Records from a data collection:
=====

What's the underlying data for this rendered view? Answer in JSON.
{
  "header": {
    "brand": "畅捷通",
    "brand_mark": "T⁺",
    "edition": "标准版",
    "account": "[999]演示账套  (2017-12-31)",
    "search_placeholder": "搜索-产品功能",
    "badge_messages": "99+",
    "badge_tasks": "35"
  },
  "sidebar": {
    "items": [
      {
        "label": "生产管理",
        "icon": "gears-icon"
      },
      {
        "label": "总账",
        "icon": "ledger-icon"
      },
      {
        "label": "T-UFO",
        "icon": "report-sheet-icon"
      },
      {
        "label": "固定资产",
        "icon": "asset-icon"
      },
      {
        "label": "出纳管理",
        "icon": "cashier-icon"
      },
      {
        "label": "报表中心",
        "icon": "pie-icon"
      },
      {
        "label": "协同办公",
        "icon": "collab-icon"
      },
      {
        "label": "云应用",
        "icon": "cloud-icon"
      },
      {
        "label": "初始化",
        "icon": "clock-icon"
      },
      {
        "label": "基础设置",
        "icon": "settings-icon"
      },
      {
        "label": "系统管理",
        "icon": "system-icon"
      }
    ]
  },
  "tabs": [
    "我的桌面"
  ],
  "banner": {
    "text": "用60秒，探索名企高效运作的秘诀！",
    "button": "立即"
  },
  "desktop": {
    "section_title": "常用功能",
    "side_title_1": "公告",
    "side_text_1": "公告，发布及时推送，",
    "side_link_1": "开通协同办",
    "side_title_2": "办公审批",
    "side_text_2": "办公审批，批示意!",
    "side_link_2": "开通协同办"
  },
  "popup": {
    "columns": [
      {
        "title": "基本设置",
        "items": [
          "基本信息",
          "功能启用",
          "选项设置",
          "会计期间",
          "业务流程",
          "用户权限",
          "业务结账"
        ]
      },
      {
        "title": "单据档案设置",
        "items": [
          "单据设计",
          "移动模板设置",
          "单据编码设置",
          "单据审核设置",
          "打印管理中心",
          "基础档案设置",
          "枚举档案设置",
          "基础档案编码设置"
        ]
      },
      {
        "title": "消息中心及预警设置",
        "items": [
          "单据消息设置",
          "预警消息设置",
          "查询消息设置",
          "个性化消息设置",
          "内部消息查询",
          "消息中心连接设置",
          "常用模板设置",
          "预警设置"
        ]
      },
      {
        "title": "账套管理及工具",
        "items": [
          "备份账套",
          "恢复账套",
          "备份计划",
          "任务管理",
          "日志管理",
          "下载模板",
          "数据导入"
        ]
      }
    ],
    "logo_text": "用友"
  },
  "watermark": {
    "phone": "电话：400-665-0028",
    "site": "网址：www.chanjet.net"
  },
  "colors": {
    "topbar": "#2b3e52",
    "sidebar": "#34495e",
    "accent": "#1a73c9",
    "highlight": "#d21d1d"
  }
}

=====

> Given task:
Please set down all the data word for word.

> Result for this exercise:
What's the underlying data for this rendered view? Answer in JSON.
{
  "header": {
    "brand": "畅捷通",
    "brand_mark": "T⁺",
    "edition": "标准版",
    "account": "[999]演示账套  (2017-12-31)",
    "search_placeholder": "搜索-产品功能",
    "badge_messages": "99+",
    "badge_tasks": "35"
  },
  "sidebar": {
    "items": [
      {
        "label": "生产管理",
        "icon": "gears-icon"
      },
      {
        "label": "总账",
        "icon": "ledger-icon"
      },
      {
        "label": "T-UFO",
        "icon": "report-sheet-icon"
      },
      {
        "label": "固定资产",
        "icon": "asset-icon"
      },
      {
        "label": "出纳管理",
        "icon": "cashier-icon"
      },
      {
        "label": "报表中心",
        "icon": "pie-icon"
      },
      {
        "label": "协同办公",
        "icon": "collab-icon"
      },
      {
        "label": "云应用",
        "icon": "cloud-icon"
      },
      {
        "label": "初始化",
        "icon": "clock-icon"
      },
      {
        "label": "基础设置",
        "icon": "settings-icon"
      },
      {
        "label": "系统管理",
        "icon": "system-icon"
      }
    ]
  },
  "tabs": [
    "我的桌面"
  ],
  "banner": {
    "text": "用60秒，探索名企高效运作的秘诀！",
    "button": "立即"
  },
  "desktop": {
    "section_title": "常用功能",
    "side_title_1": "公告",
    "side_text_1": "公告，发布及时推送，",
    "side_link_1": "开通协同办",
    "side_title_2": "办公审批",
    "side_text_2": "办公审批，批示意!",
    "side_link_2": "开通协同办"
  },
  "popup": {
    "columns": [
      {
        "title": "基本设置",
        "items": [
          "基本信息",
          "功能启用",
          "选项设置",
          "会计期间",
          "业务流程",
          "用户权限",
          "业务结账"
        ]
      },
      {
        "title": "单据档案设置",
        "items": [
          "单据设计",
          "移动模板设置",
          "单据编码设置",
          "单据审核设置",
          "打印管理中心",
          "基础档案设置",
          "枚举档案设置",
          "基础档案编码设置"
        ]
      },
      {
        "title": "消息中心及预警设置",
        "items": [
          "单据消息设置",
          "预警消息设置",
          "查询消息设置",
          "个性化消息设置",
          "内部消息查询",
          "消息中心连接设置",
          "常用模板设置",
          "预警设置"
        ]
      },
      {
        "title": "账套管理及工具",
        "items": [
          "备份账套",
          "恢复账套",
          "备份计划",
          "任务管理",
          "日志管理",
          "下载模板",
          "数据导入"
        ]
      }
    ],
    "logo_text": "用友"
  },
  "watermark": {
    "phone": "电话：400-665-0028",
    "site": "网址：www.chanjet.net"
  },
  "colors": {
    "topbar": "#2b3e52",
    "sidebar": "#34495e",
    "accent": "#1a73c9",
    "highlight": "#d21d1d"
  }
}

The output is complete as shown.